- TASK BRIEF -
Without including any images, repeat the data exactly.

- Dataset excerpts -
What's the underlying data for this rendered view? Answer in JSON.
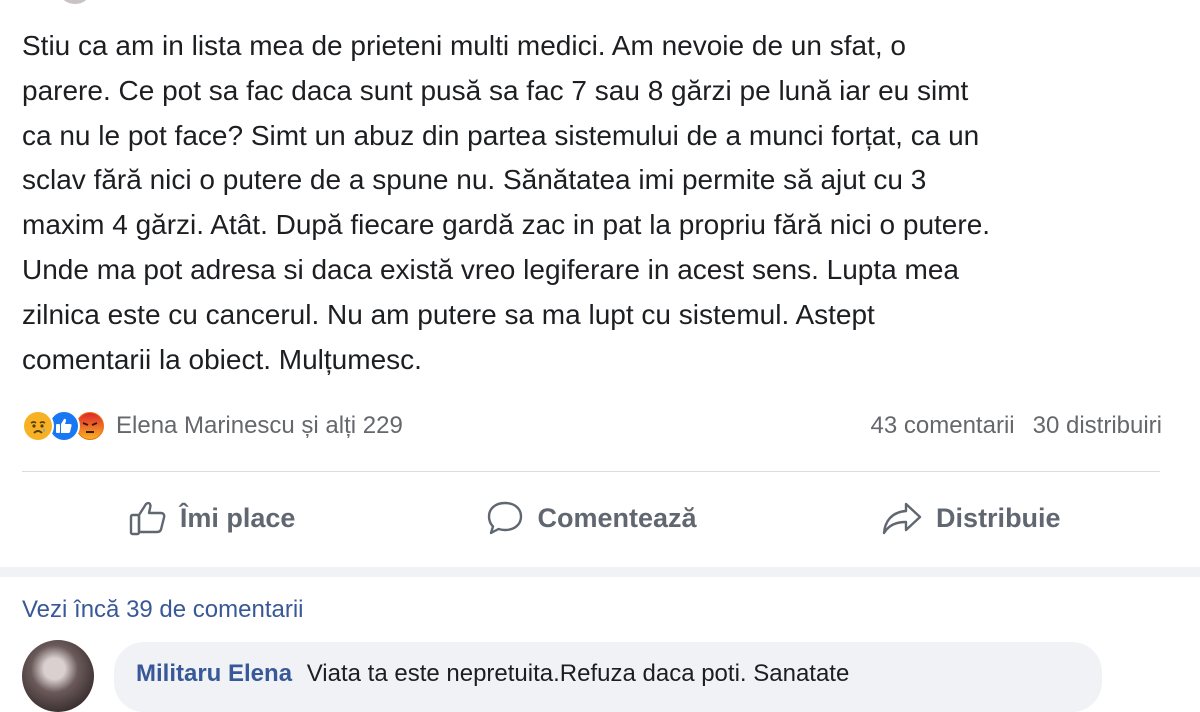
{
  "post": {
    "lines": [
      "Stiu ca am in lista mea de prieteni multi medici. Am nevoie de un sfat, o",
      "parere. Ce pot sa fac daca sunt pusă sa fac 7 sau 8 gărzi pe lună iar eu simt",
      "ca nu le pot face? Simt un abuz din partea sistemului de a munci forțat, ca un",
      "sclav fără nici o putere de a spune nu. Sănătatea imi permite să ajut cu 3",
      "maxim 4 gărzi. Atât. După fiecare gardă zac in pat la propriu fără nici o putere.",
      "Unde ma pot adresa si daca există vreo legiferare in acest sens. Lupta mea",
      "zilnica este cu cancerul. Nu am putere sa ma lupt cu sistemul. Astept",
      "comentarii la obiect. Mulțumesc."
    ]
  },
  "reactions": {
    "icons": [
      "sad-reaction-icon",
      "like-reaction-icon",
      "angry-reaction-icon"
    ],
    "colors": {
      "sad": "#f7b125",
      "like": "#1877f2",
      "angry": "#e9710f"
    },
    "reactors": "Elena Marinescu și alți 229",
    "comments_count": "43 comentarii",
    "shares_count": "30 distribuiri"
  },
  "actions": {
    "like_label": "Îmi place",
    "comment_label": "Comentează",
    "share_label": "Distribuie"
  },
  "comments": {
    "more_label": "Vezi încă 39 de comentarii",
    "first": {
      "author": "Militaru Elena",
      "text": "Viata ta este nepretuita.Refuza daca poti. Sanatate"
    }
  }
}
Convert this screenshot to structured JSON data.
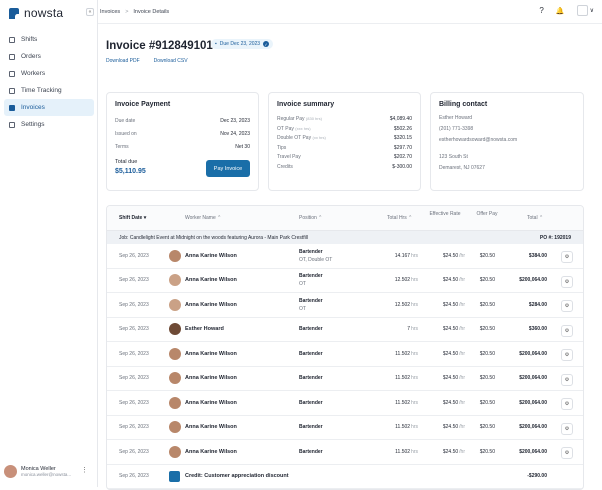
{
  "app": {
    "logo_text": "nowsta"
  },
  "sidebar": {
    "items": [
      {
        "label": "Shifts",
        "icon": "calendar-icon"
      },
      {
        "label": "Orders",
        "icon": "orders-icon"
      },
      {
        "label": "Workers",
        "icon": "workers-icon"
      },
      {
        "label": "Time Tracking",
        "icon": "clock-icon"
      },
      {
        "label": "Invoices",
        "icon": "invoice-icon",
        "active": true
      },
      {
        "label": "Settings",
        "icon": "gear-icon"
      }
    ],
    "user": {
      "name": "Monica Weller",
      "email": "monica.weller@nowsta..."
    }
  },
  "topbar": {
    "breadcrumbs": [
      "Invoices",
      "Invoice Details"
    ],
    "separator": ">",
    "collapse_glyph": "«",
    "help_glyph": "?",
    "bell_glyph": "🔔",
    "chevron_glyph": "∨"
  },
  "header": {
    "title": "Invoice #912849101",
    "due_badge": "Due Dec 23, 2023",
    "links": [
      "Download PDF",
      "Download CSV"
    ]
  },
  "payment": {
    "title": "Invoice Payment",
    "rows": [
      {
        "k": "Due date",
        "v": "Dec 23, 2023"
      },
      {
        "k": "Issued on",
        "v": "Nov 24, 2023"
      },
      {
        "k": "Terms",
        "v": "Net 30"
      }
    ],
    "total_label": "Total due",
    "total_value": "$5,110.95",
    "pay_button": "Pay Invoice"
  },
  "summary": {
    "title": "Invoice summary",
    "rows": [
      {
        "k": "Regular Pay",
        "hint": "(830 hrs)",
        "v": "$4,089.40"
      },
      {
        "k": "OT Pay",
        "hint": "(xxx hrs)",
        "v": "$502.26"
      },
      {
        "k": "Double OT Pay",
        "hint": "(xx hrs)",
        "v": "$320.15"
      },
      {
        "k": "Tips",
        "hint": "",
        "v": "$297.70"
      },
      {
        "k": "Travel Pay",
        "hint": "",
        "v": "$202.70"
      },
      {
        "k": "Credits",
        "hint": "",
        "v": "$-300.00"
      }
    ]
  },
  "billing": {
    "title": "Billing contact",
    "lines": [
      "Esther Howard",
      "(201) 771-3398",
      "estherhowardsoward@nowsta.com",
      "",
      "123 South St",
      "Demarest, NJ 07627"
    ]
  },
  "table": {
    "headers": {
      "date": "Shift Date",
      "worker": "Worker Name",
      "position": "Position",
      "hrs": "Total Hrs",
      "rate": "Effective Rate",
      "offer": "Offer Pay",
      "total": "Total"
    },
    "job": {
      "label": "Job: Candlelight Event at Midnight on the woods featuring Aurora - Main Park Crestfill",
      "po": "PO #: 192019"
    },
    "rows": [
      {
        "date": "Sep 26, 2023",
        "name": "Anna Karine Wilson",
        "pos": "Bartender",
        "pos2": "OT, Double OT",
        "hrs": "14.167",
        "rate": "$24.50",
        "offer": "$20.50",
        "total": "$384.00",
        "face": "f1"
      },
      {
        "date": "Sep 26, 2023",
        "name": "Anna Karine Wilson",
        "pos": "Bartender",
        "pos2": "OT",
        "hrs": "12.502",
        "rate": "$24.50",
        "offer": "$20.50",
        "total": "$200,064.00",
        "face": "f3"
      },
      {
        "date": "Sep 26, 2023",
        "name": "Anna Karine Wilson",
        "pos": "Bartender",
        "pos2": "OT",
        "hrs": "12.502",
        "rate": "$24.50",
        "offer": "$20.50",
        "total": "$284.00",
        "face": "f3"
      },
      {
        "date": "Sep 26, 2023",
        "name": "Esther Howard",
        "pos": "Bartender",
        "pos2": "",
        "hrs": "7",
        "rate": "$24.50",
        "offer": "$20.50",
        "total": "$360.00",
        "face": "f2"
      },
      {
        "date": "Sep 26, 2023",
        "name": "Anna Karine Wilson",
        "pos": "Bartender",
        "pos2": "",
        "hrs": "11.502",
        "rate": "$24.50",
        "offer": "$20.50",
        "total": "$200,064.00",
        "face": "f1"
      },
      {
        "date": "Sep 26, 2023",
        "name": "Anna Karine Wilson",
        "pos": "Bartender",
        "pos2": "",
        "hrs": "11.502",
        "rate": "$24.50",
        "offer": "$20.50",
        "total": "$200,064.00",
        "face": "f1"
      },
      {
        "date": "Sep 26, 2023",
        "name": "Anna Karine Wilson",
        "pos": "Bartender",
        "pos2": "",
        "hrs": "11.502",
        "rate": "$24.50",
        "offer": "$20.50",
        "total": "$200,064.00",
        "face": "f1"
      },
      {
        "date": "Sep 26, 2023",
        "name": "Anna Karine Wilson",
        "pos": "Bartender",
        "pos2": "",
        "hrs": "11.502",
        "rate": "$24.50",
        "offer": "$20.50",
        "total": "$200,064.00",
        "face": "f1"
      },
      {
        "date": "Sep 26, 2023",
        "name": "Anna Karine Wilson",
        "pos": "Bartender",
        "pos2": "",
        "hrs": "11.502",
        "rate": "$24.50",
        "offer": "$20.50",
        "total": "$200,064.00",
        "face": "f1"
      }
    ],
    "credit": {
      "date": "Sep 26, 2023",
      "label": "Credit: Customer appreciation discount",
      "total": "-$290.00"
    },
    "hrs_unit": "hrs",
    "rate_unit": "/hr"
  }
}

- FULL ANSWER -
What's the underlying data for this rendered view? Answer in JSON.
{
  "post": {
    "lines": [
      "Stiu ca am in lista mea de prieteni multi medici. Am nevoie de un sfat, o",
      "parere. Ce pot sa fac daca sunt pusă sa fac 7 sau 8 gărzi pe lună iar eu simt",
      "ca nu le pot face? Simt un abuz din partea sistemului de a munci forțat, ca un",
      "sclav fără nici o putere de a spune nu. Sănătatea imi permite să ajut cu 3",
      "maxim 4 gărzi. Atât. După fiecare gardă zac in pat la propriu fără nici o putere.",
      "Unde ma pot adresa si daca există vreo legiferare in acest sens. Lupta mea",
      "zilnica este cu cancerul. Nu am putere sa ma lupt cu sistemul. Astept",
      "comentarii la obiect. Mulțumesc."
    ]
  },
  "reactions": {
    "icons": [
      "sad-reaction-icon",
      "like-reaction-icon",
      "angry-reaction-icon"
    ],
    "colors": {
      "sad": "#f7b125",
      "like": "#1877f2",
      "angry": "#e9710f"
    },
    "reactors": "Elena Marinescu și alți 229",
    "comments_count": "43 comentarii",
    "shares_count": "30 distribuiri"
  },
  "actions": {
    "like_label": "Îmi place",
    "comment_label": "Comentează",
    "share_label": "Distribuie"
  },
  "comments": {
    "more_label": "Vezi încă 39 de comentarii",
    "first": {
      "author": "Militaru Elena",
      "text": "Viata ta este nepretuita.Refuza daca poti. Sanatate"
    }
  }
}
Convert this screenshot to structured JSON data.
{
  "app": {
    "logo_text": "nowsta"
  },
  "sidebar": {
    "items": [
      {
        "label": "Shifts",
        "icon": "calendar-icon"
      },
      {
        "label": "Orders",
        "icon": "orders-icon"
      },
      {
        "label": "Workers",
        "icon": "workers-icon"
      },
      {
        "label": "Time Tracking",
        "icon": "clock-icon"
      },
      {
        "label": "Invoices",
        "icon": "invoice-icon",
        "active": true
      },
      {
        "label": "Settings",
        "icon": "gear-icon"
      }
    ],
    "user": {
      "name": "Monica Weller",
      "email": "monica.weller@nowsta..."
    }
  },
  "topbar": {
    "breadcrumbs": [
      "Invoices",
      "Invoice Details"
    ],
    "separator": ">",
    "collapse_glyph": "«",
    "help_glyph": "?",
    "bell_glyph": "🔔",
    "chevron_glyph": "∨"
  },
  "header": {
    "title": "Invoice #912849101",
    "due_badge": "Due Dec 23, 2023",
    "links": [
      "Download PDF",
      "Download CSV"
    ]
  },
  "payment": {
    "title": "Invoice Payment",
    "rows": [
      {
        "k": "Due date",
        "v": "Dec 23, 2023"
      },
      {
        "k": "Issued on",
        "v": "Nov 24, 2023"
      },
      {
        "k": "Terms",
        "v": "Net 30"
      }
    ],
    "total_label": "Total due",
    "total_value": "$5,110.95",
    "pay_button": "Pay Invoice"
  },
  "summary": {
    "title": "Invoice summary",
    "rows": [
      {
        "k": "Regular Pay",
        "hint": "(830 hrs)",
        "v": "$4,089.40"
      },
      {
        "k": "OT Pay",
        "hint": "(xxx hrs)",
        "v": "$502.26"
      },
      {
        "k": "Double OT Pay",
        "hint": "(xx hrs)",
        "v": "$320.15"
      },
      {
        "k": "Tips",
        "hint": "",
        "v": "$297.70"
      },
      {
        "k": "Travel Pay",
        "hint": "",
        "v": "$202.70"
      },
      {
        "k": "Credits",
        "hint": "",
        "v": "$-300.00"
      }
    ]
  },
  "billing": {
    "title": "Billing contact",
    "lines": [
      "Esther Howard",
      "(201) 771-3398",
      "estherhowardsoward@nowsta.com",
      "",
      "123 South St",
      "Demarest, NJ 07627"
    ]
  },
  "table": {
    "headers": {
      "date": "Shift Date",
      "worker": "Worker Name",
      "position": "Position",
      "hrs": "Total Hrs",
      "rate": "Effective Rate",
      "offer": "Offer Pay",
      "total": "Total"
    },
    "job": {
      "label": "Job: Candlelight Event at Midnight on the woods featuring Aurora - Main Park Crestfill",
      "po": "PO #: 192019"
    },
    "rows": [
      {
        "date": "Sep 26, 2023",
        "name": "Anna Karine Wilson",
        "pos": "Bartender",
        "pos2": "OT, Double OT",
        "hrs": "14.167",
        "rate": "$24.50",
        "offer": "$20.50",
        "total": "$384.00",
        "face": "f1"
      },
      {
        "date": "Sep 26, 2023",
        "name": "Anna Karine Wilson",
        "pos": "Bartender",
        "pos2": "OT",
        "hrs": "12.502",
        "rate": "$24.50",
        "offer": "$20.50",
        "total": "$200,064.00",
        "face": "f3"
      },
      {
        "date": "Sep 26, 2023",
        "name": "Anna Karine Wilson",
        "pos": "Bartender",
        "pos2": "OT",
        "hrs": "12.502",
        "rate": "$24.50",
        "offer": "$20.50",
        "total": "$284.00",
        "face": "f3"
      },
      {
        "date": "Sep 26, 2023",
        "name": "Esther Howard",
        "pos": "Bartender",
        "pos2": "",
        "hrs": "7",
        "rate": "$24.50",
        "offer": "$20.50",
        "total": "$360.00",
        "face": "f2"
      },
      {
        "date": "Sep 26, 2023",
        "name": "Anna Karine Wilson",
        "pos": "Bartender",
        "pos2": "",
        "hrs": "11.502",
        "rate": "$24.50",
        "offer": "$20.50",
        "total": "$200,064.00",
        "face": "f1"
      },
      {
        "date": "Sep 26, 2023",
        "name": "Anna Karine Wilson",
        "pos": "Bartender",
        "pos2": "",
        "hrs": "11.502",
        "rate": "$24.50",
        "offer": "$20.50",
        "total": "$200,064.00",
        "face": "f1"
      },
      {
        "date": "Sep 26, 2023",
        "name": "Anna Karine Wilson",
        "pos": "Bartender",
        "pos2": "",
        "hrs": "11.502",
        "rate": "$24.50",
        "offer": "$20.50",
        "total": "$200,064.00",
        "face": "f1"
      },
      {
        "date": "Sep 26, 2023",
        "name": "Anna Karine Wilson",
        "pos": "Bartender",
        "pos2": "",
        "hrs": "11.502",
        "rate": "$24.50",
        "offer": "$20.50",
        "total": "$200,064.00",
        "face": "f1"
      },
      {
        "date": "Sep 26, 2023",
        "name": "Anna Karine Wilson",
        "pos": "Bartender",
        "pos2": "",
        "hrs": "11.502",
        "rate": "$24.50",
        "offer": "$20.50",
        "total": "$200,064.00",
        "face": "f1"
      }
    ],
    "credit": {
      "date": "Sep 26, 2023",
      "label": "Credit: Customer appreciation discount",
      "total": "-$290.00"
    },
    "hrs_unit": "hrs",
    "rate_unit": "/hr"
  }
}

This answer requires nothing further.